[Stored dataset items]
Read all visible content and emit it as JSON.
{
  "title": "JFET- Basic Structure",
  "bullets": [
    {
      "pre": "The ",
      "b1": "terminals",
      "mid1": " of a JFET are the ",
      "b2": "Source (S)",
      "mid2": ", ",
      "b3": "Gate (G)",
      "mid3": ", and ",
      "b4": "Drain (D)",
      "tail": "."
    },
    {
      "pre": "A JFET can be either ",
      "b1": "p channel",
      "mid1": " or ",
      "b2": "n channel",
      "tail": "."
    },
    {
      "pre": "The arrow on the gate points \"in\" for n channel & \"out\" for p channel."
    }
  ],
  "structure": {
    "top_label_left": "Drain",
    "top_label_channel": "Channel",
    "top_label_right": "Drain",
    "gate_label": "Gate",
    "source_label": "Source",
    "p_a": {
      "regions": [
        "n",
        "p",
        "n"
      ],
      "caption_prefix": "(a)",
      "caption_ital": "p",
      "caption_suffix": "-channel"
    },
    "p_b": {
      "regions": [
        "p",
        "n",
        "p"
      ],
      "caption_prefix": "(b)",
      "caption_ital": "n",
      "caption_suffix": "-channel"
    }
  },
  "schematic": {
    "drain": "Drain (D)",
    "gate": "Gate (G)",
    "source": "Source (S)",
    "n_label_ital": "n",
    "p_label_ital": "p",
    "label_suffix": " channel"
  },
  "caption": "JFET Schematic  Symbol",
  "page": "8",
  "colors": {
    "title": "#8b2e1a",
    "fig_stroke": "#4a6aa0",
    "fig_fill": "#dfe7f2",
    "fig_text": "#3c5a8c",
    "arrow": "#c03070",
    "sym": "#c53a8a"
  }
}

**Required work:** Copy each line containing the word "JFET" from the data.

**Expected output:**
  "title": "JFET- Basic Structure",
      "mid1": " of a JFET are the ",
      "pre": "A JFET can be either ",
  "caption": "JFET Schematic  Symbol",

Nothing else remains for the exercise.